→ TASK TO CARRY OUT
Using the data below, show every line where the word "Rheumatoid" occurs.

Records drawn from a dataset
▼
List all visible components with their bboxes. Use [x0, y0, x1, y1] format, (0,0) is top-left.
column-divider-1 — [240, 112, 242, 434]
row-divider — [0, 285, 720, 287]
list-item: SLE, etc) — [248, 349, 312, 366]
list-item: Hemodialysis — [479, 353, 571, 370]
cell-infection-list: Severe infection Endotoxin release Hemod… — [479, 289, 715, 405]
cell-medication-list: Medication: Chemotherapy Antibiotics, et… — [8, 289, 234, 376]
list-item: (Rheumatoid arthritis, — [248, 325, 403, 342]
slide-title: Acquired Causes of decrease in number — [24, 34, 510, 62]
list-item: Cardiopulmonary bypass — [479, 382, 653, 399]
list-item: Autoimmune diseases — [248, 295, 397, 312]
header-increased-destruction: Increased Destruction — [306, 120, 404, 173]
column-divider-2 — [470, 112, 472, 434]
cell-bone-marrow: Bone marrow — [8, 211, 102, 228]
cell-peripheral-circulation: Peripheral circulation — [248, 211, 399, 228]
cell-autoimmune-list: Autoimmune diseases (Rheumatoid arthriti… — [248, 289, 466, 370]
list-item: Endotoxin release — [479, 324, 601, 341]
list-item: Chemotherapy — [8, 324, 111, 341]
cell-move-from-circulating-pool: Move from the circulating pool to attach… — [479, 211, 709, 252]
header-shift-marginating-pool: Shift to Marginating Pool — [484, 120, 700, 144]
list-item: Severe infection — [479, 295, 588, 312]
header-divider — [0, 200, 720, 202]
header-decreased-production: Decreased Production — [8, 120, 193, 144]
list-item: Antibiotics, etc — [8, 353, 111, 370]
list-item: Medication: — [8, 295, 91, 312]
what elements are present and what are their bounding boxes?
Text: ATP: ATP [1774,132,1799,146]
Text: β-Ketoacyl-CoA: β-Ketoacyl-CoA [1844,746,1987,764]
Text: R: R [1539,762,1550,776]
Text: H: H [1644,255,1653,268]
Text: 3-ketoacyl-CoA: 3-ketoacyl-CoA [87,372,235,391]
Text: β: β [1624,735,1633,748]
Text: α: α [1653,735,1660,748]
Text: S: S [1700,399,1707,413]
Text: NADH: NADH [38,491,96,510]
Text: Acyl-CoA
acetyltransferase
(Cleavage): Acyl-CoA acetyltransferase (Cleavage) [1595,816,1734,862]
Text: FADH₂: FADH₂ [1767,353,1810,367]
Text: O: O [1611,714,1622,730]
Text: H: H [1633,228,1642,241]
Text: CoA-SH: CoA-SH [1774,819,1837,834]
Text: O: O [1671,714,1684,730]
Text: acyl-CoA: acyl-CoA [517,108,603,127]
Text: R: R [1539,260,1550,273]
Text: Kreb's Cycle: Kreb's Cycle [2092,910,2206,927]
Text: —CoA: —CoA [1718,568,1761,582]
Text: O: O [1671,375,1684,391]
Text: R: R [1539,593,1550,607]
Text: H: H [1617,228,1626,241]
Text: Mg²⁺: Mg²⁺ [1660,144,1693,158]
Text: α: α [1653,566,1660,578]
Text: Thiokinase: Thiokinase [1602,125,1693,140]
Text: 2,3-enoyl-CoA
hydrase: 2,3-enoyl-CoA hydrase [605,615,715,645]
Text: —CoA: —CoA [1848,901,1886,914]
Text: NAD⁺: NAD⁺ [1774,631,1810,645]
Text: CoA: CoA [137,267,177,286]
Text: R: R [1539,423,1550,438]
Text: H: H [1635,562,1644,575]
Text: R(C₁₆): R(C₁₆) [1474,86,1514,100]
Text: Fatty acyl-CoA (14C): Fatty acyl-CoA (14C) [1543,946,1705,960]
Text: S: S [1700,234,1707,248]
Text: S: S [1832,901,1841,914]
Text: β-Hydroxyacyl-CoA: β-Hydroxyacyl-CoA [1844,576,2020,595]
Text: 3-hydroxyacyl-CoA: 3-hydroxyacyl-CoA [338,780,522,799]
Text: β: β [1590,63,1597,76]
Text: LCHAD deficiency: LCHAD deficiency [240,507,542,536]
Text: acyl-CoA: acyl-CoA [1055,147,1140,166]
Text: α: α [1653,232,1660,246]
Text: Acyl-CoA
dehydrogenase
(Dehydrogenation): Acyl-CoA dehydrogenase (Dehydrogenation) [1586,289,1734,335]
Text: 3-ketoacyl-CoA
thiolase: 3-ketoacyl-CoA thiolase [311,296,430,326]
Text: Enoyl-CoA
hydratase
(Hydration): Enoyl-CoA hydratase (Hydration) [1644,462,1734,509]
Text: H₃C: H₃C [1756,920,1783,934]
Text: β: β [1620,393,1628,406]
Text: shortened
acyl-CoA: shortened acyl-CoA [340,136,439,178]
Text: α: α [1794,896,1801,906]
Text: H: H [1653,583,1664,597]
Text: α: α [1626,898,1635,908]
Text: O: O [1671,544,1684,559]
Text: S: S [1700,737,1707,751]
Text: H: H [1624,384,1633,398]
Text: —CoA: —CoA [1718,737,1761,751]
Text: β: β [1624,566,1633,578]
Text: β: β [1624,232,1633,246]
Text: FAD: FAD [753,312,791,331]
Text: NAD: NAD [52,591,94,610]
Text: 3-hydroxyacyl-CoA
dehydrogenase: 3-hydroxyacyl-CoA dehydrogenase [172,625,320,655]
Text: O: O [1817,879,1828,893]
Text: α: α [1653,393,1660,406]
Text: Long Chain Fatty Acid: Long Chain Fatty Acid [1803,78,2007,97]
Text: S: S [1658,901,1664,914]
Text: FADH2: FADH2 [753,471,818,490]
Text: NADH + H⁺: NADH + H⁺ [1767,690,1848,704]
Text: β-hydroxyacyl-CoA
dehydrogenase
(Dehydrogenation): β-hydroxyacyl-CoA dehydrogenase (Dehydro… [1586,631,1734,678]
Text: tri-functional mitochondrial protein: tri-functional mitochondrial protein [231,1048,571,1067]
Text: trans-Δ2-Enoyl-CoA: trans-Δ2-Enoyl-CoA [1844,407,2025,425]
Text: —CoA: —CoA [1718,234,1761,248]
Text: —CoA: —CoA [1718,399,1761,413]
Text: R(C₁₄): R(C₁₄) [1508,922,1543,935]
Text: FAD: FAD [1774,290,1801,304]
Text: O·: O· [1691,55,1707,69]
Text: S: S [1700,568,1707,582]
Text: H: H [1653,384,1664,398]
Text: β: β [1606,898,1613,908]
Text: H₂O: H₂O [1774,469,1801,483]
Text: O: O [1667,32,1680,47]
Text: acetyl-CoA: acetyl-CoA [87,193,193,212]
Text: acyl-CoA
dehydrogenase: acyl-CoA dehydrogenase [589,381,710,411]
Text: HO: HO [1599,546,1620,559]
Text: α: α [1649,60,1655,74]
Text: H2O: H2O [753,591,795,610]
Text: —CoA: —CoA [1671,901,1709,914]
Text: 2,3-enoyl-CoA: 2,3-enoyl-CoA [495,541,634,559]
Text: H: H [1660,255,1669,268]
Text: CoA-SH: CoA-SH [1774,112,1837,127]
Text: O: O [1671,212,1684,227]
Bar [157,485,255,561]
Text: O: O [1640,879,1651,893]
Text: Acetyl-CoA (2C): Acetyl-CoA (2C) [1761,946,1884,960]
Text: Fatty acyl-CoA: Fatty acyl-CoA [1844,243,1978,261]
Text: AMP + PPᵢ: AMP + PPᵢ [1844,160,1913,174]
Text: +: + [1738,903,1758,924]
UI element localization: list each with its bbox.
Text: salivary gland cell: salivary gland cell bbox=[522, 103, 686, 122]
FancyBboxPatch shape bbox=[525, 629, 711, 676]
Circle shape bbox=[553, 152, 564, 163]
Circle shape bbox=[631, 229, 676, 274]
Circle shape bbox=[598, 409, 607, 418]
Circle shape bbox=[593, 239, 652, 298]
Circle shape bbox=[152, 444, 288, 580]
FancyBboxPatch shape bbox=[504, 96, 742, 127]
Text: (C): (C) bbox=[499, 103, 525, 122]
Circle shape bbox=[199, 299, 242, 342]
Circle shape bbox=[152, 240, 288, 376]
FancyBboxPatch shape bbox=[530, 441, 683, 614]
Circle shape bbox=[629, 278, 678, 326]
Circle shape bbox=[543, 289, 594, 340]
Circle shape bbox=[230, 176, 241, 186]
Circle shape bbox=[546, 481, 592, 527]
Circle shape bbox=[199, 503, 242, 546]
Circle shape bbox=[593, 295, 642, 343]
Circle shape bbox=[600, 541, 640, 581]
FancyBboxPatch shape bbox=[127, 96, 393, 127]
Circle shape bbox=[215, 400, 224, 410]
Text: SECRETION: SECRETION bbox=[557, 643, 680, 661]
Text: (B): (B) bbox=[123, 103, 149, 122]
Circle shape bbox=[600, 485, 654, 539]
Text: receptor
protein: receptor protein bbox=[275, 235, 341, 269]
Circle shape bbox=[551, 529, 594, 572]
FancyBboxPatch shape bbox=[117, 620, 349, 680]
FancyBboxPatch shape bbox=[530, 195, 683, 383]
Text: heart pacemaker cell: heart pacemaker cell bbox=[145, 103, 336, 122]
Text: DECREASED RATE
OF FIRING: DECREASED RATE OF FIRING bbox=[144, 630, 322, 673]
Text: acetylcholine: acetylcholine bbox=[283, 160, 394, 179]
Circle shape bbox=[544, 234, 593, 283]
▲
→ SOLVED PROBLEM
list-item: (Rheumatoid arthritis, — [248, 325, 403, 342]
cell-autoimmune-list: Autoimmune diseases (Rheumatoid arthriti… — [248, 289, 466, 370]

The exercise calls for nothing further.